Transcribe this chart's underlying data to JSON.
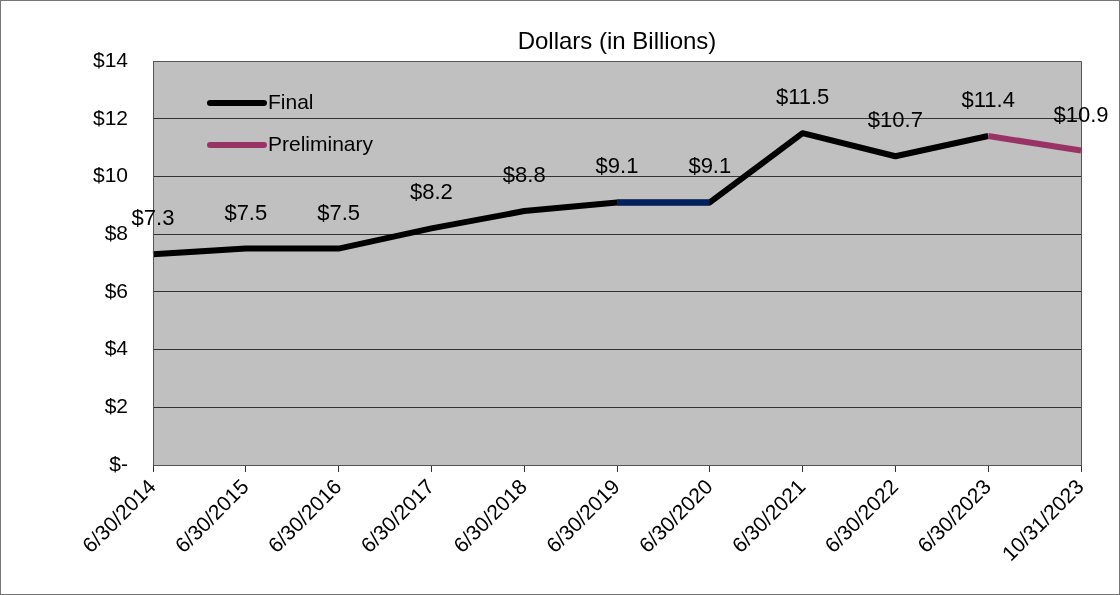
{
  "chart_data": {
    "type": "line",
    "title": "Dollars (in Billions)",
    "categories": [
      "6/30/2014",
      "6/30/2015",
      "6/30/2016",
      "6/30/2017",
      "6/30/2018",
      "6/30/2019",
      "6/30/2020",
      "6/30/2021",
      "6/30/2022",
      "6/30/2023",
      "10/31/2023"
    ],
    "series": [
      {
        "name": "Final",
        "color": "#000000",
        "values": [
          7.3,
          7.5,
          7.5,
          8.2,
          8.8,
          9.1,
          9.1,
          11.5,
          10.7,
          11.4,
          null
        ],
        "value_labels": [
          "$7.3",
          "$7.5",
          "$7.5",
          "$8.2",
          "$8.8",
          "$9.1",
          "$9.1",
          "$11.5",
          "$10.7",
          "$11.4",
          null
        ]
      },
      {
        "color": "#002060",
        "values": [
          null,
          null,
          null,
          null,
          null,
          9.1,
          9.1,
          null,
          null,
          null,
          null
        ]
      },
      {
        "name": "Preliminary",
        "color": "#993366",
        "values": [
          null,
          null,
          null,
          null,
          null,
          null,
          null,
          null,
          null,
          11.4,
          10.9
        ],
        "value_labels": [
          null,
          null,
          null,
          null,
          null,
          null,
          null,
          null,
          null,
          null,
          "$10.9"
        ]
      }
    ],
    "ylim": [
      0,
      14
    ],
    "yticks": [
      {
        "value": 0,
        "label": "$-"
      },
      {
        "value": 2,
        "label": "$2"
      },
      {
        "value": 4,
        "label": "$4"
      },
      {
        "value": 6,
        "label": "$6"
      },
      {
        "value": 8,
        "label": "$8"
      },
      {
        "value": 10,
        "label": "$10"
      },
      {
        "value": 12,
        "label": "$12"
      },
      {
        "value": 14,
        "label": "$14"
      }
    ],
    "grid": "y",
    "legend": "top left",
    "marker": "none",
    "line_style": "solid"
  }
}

TASK INSTRUCTIONS: Each entry must be retyped word for word, with every image omitted.

THE COMPLETED TASK:
Transcribe this chart's underlying data to JSON.
{
  "chart_data": {
    "type": "line",
    "title": "Dollars (in Billions)",
    "categories": [
      "6/30/2014",
      "6/30/2015",
      "6/30/2016",
      "6/30/2017",
      "6/30/2018",
      "6/30/2019",
      "6/30/2020",
      "6/30/2021",
      "6/30/2022",
      "6/30/2023",
      "10/31/2023"
    ],
    "series": [
      {
        "name": "Final",
        "color": "#000000",
        "values": [
          7.3,
          7.5,
          7.5,
          8.2,
          8.8,
          9.1,
          9.1,
          11.5,
          10.7,
          11.4,
          null
        ],
        "value_labels": [
          "$7.3",
          "$7.5",
          "$7.5",
          "$8.2",
          "$8.8",
          "$9.1",
          "$9.1",
          "$11.5",
          "$10.7",
          "$11.4",
          null
        ]
      },
      {
        "color": "#002060",
        "values": [
          null,
          null,
          null,
          null,
          null,
          9.1,
          9.1,
          null,
          null,
          null,
          null
        ]
      },
      {
        "name": "Preliminary",
        "color": "#993366",
        "values": [
          null,
          null,
          null,
          null,
          null,
          null,
          null,
          null,
          null,
          11.4,
          10.9
        ],
        "value_labels": [
          null,
          null,
          null,
          null,
          null,
          null,
          null,
          null,
          null,
          null,
          "$10.9"
        ]
      }
    ],
    "ylim": [
      0,
      14
    ],
    "yticks": [
      {
        "value": 0,
        "label": "$-"
      },
      {
        "value": 2,
        "label": "$2"
      },
      {
        "value": 4,
        "label": "$4"
      },
      {
        "value": 6,
        "label": "$6"
      },
      {
        "value": 8,
        "label": "$8"
      },
      {
        "value": 10,
        "label": "$10"
      },
      {
        "value": 12,
        "label": "$12"
      },
      {
        "value": 14,
        "label": "$14"
      }
    ],
    "grid": "y",
    "legend": "top left",
    "marker": "none",
    "line_style": "solid"
  }
}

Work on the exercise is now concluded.